* [WHAT IS REQUIRED]: The data are to be restated in full, exactly as presented.

* [SOURCE RECORDS]:
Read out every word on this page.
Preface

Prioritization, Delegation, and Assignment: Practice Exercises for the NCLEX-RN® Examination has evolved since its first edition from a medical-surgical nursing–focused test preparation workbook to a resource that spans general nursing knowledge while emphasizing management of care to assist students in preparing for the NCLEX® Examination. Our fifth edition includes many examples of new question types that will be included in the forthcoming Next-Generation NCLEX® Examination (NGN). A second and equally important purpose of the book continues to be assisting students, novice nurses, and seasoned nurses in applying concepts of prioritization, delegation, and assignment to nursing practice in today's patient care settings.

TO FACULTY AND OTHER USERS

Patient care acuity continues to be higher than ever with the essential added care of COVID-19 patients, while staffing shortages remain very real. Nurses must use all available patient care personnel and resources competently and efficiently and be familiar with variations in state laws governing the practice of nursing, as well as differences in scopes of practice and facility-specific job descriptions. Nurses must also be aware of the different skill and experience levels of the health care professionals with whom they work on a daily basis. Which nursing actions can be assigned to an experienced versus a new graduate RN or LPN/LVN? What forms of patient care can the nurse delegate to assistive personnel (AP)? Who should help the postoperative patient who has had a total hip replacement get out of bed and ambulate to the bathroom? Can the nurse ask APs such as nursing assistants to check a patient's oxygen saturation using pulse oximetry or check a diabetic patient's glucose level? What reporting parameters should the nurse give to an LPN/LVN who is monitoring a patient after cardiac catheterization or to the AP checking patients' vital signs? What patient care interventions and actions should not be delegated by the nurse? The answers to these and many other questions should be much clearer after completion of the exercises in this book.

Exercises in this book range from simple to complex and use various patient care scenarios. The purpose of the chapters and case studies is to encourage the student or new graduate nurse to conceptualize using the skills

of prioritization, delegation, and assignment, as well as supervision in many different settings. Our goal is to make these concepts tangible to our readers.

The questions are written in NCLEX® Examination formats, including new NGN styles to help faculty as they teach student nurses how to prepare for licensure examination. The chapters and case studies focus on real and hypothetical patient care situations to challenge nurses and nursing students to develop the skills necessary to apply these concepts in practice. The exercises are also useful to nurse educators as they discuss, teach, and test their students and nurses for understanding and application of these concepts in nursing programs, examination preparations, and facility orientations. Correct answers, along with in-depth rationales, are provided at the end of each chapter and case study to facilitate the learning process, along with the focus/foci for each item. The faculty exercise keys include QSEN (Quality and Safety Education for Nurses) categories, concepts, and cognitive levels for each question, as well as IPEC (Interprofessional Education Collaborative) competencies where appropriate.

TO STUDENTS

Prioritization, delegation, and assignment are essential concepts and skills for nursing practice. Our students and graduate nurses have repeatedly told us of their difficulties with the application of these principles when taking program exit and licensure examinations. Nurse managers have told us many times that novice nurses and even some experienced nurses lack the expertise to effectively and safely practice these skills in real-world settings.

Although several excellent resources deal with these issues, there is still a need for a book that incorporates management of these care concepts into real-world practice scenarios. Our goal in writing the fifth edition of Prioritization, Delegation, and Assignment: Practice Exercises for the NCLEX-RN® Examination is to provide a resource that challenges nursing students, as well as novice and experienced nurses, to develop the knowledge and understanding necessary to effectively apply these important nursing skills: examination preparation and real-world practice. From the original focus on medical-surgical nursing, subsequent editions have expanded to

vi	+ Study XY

* [REPLY]:
Read out every word on this page.
Preface

Prioritization, Delegation, and Assignment: Practice Exercises for the NCLEX-RN® Examination has evolved since its first edition from a medical-surgical nursing–focused test preparation workbook to a resource that spans general nursing knowledge while emphasizing management of care to assist students in preparing for the NCLEX® Examination. Our fifth edition includes many examples of new question types that will be included in the forthcoming Next-Generation NCLEX® Examination (NGN). A second and equally important purpose of the book continues to be assisting students, novice nurses, and seasoned nurses in applying concepts of prioritization, delegation, and assignment to nursing practice in today's patient care settings.

TO FACULTY AND OTHER USERS

Patient care acuity continues to be higher than ever with the essential added care of COVID-19 patients, while staffing shortages remain very real. Nurses must use all available patient care personnel and resources competently and efficiently and be familiar with variations in state laws governing the practice of nursing, as well as differences in scopes of practice and facility-specific job descriptions. Nurses must also be aware of the different skill and experience levels of the health care professionals with whom they work on a daily basis. Which nursing actions can be assigned to an experienced versus a new graduate RN or LPN/LVN? What forms of patient care can the nurse delegate to assistive personnel (AP)? Who should help the postoperative patient who has had a total hip replacement get out of bed and ambulate to the bathroom? Can the nurse ask APs such as nursing assistants to check a patient's oxygen saturation using pulse oximetry or check a diabetic patient's glucose level? What reporting parameters should the nurse give to an LPN/LVN who is monitoring a patient after cardiac catheterization or to the AP checking patients' vital signs? What patient care interventions and actions should not be delegated by the nurse? The answers to these and many other questions should be much clearer after completion of the exercises in this book.

Exercises in this book range from simple to complex and use various patient care scenarios. The purpose of the chapters and case studies is to encourage the student or new graduate nurse to conceptualize using the skills

of prioritization, delegation, and assignment, as well as supervision in many different settings. Our goal is to make these concepts tangible to our readers.

The questions are written in NCLEX® Examination formats, including new NGN styles to help faculty as they teach student nurses how to prepare for licensure examination. The chapters and case studies focus on real and hypothetical patient care situations to challenge nurses and nursing students to develop the skills necessary to apply these concepts in practice. The exercises are also useful to nurse educators as they discuss, teach, and test their students and nurses for understanding and application of these concepts in nursing programs, examination preparations, and facility orientations. Correct answers, along with in-depth rationales, are provided at the end of each chapter and case study to facilitate the learning process, along with the focus/foci for each item. The faculty exercise keys include QSEN (Quality and Safety Education for Nurses) categories, concepts, and cognitive levels for each question, as well as IPEC (Interprofessional Education Collaborative) competencies where appropriate.

TO STUDENTS

Prioritization, delegation, and assignment are essential concepts and skills for nursing practice. Our students and graduate nurses have repeatedly told us of their difficulties with the application of these principles when taking program exit and licensure examinations. Nurse managers have told us many times that novice nurses and even some experienced nurses lack the expertise to effectively and safely practice these skills in real-world settings.

Although several excellent resources deal with these issues, there is still a need for a book that incorporates management of these care concepts into real-world practice scenarios. Our goal in writing the fifth edition of Prioritization, Delegation, and Assignment: Practice Exercises for the NCLEX-RN® Examination is to provide a resource that challenges nursing students, as well as novice and experienced nurses, to develop the knowledge and understanding necessary to effectively apply these important nursing skills: examination preparation and real-world practice. From the original focus on medical-surgical nursing, subsequent editions have expanded to

vi	+ Study XY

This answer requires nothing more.